start Source document

MorganMummy · 27/07/2013 03:24

I'm genuinely not sure how cross I should be.

My dad has a convertible and my DS (2.7)loves cars. We were getting ready to go swimming when staying at my parents' a few days ago, and my dad took DS outside to sit in the car (which was on the drive),which he's done once or twice before. When I came out the car was in the garage and my dad told me he'd driven the car into the garage with DS in the passenger seat - no seatbelt, and obviously no child seat so even a seat belt not very helpful.

I was quite angry as I said even though it is a tiny tiny chance, what if my dad had a heart attack and car lurched forwards (or similar). It was literally a case of driving 10 metres or so on a sloping driveway, so I know the chance of danger was infinitesimal. However, I also believe in avoiding easily avoidable hazards. My dad clearly didn't think I would mind and wasn't secretive about it.

end Source document
start Information provided

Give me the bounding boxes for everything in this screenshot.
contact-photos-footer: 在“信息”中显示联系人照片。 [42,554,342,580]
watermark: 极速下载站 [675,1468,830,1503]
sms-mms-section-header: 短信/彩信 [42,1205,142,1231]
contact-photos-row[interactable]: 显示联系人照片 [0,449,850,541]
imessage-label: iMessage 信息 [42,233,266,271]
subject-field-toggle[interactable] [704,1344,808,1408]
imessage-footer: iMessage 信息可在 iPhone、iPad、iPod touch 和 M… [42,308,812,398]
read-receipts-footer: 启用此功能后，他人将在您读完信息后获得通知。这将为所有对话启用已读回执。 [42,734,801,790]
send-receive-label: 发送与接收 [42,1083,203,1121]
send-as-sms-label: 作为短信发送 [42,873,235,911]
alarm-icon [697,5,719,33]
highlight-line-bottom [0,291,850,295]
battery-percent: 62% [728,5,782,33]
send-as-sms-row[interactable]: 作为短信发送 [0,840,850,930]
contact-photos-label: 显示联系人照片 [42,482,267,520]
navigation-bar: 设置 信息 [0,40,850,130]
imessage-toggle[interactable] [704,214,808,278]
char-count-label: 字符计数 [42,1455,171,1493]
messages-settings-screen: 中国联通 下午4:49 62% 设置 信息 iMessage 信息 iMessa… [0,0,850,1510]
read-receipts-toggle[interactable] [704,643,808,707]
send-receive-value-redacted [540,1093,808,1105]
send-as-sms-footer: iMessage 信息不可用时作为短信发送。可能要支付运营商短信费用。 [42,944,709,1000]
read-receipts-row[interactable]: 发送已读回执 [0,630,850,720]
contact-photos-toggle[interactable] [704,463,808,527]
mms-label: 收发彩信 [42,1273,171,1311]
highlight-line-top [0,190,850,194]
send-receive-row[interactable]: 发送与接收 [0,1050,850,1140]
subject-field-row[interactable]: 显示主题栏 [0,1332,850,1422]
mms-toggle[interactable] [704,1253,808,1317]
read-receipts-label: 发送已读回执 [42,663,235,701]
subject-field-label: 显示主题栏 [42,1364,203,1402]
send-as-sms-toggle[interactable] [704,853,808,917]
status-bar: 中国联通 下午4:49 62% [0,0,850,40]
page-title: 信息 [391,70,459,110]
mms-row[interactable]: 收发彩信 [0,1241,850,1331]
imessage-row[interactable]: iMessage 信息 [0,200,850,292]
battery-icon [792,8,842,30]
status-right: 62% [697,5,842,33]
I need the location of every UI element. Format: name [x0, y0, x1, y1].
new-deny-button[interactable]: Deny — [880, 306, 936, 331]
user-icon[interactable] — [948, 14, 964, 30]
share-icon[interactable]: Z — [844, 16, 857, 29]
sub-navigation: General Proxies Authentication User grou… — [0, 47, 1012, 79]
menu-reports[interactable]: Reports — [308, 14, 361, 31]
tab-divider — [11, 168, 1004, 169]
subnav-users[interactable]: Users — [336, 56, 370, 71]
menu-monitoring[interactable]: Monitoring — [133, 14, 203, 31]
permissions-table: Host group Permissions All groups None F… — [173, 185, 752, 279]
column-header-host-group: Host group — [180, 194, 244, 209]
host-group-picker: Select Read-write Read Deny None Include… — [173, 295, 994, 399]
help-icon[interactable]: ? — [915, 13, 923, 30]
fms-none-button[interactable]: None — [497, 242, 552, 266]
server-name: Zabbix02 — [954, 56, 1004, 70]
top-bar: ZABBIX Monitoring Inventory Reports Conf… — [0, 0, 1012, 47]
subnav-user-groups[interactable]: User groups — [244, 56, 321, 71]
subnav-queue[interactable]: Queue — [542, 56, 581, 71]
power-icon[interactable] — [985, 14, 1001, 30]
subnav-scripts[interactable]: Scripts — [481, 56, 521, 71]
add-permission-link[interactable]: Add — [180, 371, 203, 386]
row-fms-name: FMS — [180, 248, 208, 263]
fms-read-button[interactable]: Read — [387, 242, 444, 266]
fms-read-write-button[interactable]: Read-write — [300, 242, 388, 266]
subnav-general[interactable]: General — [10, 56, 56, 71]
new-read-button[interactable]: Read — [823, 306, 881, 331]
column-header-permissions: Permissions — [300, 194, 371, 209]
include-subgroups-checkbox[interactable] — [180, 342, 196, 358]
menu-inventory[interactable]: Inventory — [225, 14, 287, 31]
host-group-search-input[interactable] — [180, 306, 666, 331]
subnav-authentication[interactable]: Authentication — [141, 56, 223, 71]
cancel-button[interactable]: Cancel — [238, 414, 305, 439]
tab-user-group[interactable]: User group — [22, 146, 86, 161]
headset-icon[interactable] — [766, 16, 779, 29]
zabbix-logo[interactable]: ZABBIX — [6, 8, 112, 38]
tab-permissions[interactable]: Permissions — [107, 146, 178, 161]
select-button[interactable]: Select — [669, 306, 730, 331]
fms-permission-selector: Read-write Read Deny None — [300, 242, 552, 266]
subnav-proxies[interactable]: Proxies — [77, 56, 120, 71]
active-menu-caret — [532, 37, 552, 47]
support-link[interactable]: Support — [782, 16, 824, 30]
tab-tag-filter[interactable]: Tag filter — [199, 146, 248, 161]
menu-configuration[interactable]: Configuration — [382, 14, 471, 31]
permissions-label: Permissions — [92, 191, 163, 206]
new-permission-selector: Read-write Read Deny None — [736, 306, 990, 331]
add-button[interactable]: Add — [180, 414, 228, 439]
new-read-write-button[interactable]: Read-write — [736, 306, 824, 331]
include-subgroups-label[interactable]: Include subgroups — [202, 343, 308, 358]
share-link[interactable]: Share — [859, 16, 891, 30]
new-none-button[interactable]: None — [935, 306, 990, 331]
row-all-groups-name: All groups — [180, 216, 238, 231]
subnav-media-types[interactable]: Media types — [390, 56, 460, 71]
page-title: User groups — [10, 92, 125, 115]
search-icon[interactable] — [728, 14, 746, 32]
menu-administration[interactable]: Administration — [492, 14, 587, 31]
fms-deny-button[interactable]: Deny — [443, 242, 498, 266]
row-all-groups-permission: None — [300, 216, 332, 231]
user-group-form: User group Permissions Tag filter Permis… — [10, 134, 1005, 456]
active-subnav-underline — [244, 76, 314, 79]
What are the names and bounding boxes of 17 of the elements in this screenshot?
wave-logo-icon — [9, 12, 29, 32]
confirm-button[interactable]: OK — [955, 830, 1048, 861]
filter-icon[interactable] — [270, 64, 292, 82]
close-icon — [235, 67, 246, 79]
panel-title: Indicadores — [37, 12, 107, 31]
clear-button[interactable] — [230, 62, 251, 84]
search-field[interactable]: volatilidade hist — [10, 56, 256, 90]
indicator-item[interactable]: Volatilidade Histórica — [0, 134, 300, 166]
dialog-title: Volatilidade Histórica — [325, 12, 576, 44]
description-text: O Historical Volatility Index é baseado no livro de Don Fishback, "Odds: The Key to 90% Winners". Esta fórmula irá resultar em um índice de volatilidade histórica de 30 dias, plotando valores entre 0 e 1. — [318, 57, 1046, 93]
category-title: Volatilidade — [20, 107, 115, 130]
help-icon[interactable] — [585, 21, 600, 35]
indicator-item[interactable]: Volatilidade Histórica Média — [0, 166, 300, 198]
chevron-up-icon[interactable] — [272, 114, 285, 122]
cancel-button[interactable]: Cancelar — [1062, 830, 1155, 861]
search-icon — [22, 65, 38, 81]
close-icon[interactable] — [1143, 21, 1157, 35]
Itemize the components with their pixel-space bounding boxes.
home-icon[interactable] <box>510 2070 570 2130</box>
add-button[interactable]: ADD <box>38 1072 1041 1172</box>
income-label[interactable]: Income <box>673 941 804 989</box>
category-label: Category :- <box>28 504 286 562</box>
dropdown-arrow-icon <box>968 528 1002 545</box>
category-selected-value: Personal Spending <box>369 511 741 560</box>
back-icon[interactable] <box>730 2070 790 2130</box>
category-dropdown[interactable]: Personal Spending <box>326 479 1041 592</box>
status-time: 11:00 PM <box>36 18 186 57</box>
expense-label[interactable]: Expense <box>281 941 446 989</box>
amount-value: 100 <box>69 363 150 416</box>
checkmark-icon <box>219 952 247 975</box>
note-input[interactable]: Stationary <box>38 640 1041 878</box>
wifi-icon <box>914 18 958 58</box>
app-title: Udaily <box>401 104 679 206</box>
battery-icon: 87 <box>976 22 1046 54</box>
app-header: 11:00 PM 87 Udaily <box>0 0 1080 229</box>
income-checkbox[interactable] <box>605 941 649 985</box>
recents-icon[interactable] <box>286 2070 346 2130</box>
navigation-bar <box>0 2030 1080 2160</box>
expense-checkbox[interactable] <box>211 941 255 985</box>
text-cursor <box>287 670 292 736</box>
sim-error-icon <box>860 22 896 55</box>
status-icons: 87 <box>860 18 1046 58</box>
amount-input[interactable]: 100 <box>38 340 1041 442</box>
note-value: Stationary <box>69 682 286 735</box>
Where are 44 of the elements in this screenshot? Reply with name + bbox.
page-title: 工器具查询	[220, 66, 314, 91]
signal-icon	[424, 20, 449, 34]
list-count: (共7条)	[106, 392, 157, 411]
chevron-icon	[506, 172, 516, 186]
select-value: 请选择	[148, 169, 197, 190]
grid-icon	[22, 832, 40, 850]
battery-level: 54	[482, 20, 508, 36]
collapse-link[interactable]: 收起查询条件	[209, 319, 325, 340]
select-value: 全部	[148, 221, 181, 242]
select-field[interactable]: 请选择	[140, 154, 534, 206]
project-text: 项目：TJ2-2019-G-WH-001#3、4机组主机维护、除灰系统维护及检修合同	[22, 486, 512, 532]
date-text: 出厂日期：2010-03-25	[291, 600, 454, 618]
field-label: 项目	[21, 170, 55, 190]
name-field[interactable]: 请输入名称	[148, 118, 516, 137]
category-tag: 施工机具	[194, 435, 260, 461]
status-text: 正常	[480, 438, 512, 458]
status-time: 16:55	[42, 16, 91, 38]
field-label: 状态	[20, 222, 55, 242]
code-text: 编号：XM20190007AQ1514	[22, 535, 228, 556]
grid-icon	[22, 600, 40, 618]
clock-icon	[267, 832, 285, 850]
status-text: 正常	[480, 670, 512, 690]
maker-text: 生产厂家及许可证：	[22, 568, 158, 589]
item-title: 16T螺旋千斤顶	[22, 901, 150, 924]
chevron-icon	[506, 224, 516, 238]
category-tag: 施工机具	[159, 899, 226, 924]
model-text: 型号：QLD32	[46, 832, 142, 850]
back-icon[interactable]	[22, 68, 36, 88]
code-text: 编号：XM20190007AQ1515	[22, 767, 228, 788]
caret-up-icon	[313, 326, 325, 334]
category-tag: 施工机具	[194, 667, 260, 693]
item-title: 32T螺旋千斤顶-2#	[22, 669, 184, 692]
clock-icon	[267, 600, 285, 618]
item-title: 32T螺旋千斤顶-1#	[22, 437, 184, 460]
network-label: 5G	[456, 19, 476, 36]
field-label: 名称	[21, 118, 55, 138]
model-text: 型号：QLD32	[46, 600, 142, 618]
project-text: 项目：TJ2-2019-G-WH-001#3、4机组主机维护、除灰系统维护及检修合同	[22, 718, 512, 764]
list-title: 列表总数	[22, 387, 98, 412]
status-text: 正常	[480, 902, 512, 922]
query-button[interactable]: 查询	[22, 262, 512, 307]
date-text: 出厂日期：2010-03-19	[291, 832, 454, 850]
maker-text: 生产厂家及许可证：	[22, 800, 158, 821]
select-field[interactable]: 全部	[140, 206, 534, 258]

end Information provided

- [Exercise task 1]: In the forum post about the convertible, how far did the dad drive the car with DS in it?
- [Exercise task 2]: What details does the forum post about the convertible give about the short drive into the garage? List all of them.
- [Exercise task 3]: Could you carry on the forum post about the convertible ride from the point where it stops?

- [Exercise output 1]: About 10 meters, on a sloping driveway.

- [Exercise output 2]:
- The car was driven from the drive into the garage.
- DS was in the passenger seat.
- DS had no seatbelt on.
- There was no child seat.
- The distance was about 10 meters.
- It was on a sloping driveway.

- [Exercise output 3]:
I told my dad he needed to promise me never to do that again. He didn't take me seriously and tried to make a fake jokey promise but I made him do a proper promise. Then I dropped the issue as we were all going out and I didn't want to have a big discussion.

I can't discuss with my DH as he would be furious and I don't want to put his relationship with his PIL under strain. But I know my dad and my mum think I was being OTT and as I've thought about it more I really don't know? Am I being PFB (I know I can be) or is it a generational thing but reasonable of me?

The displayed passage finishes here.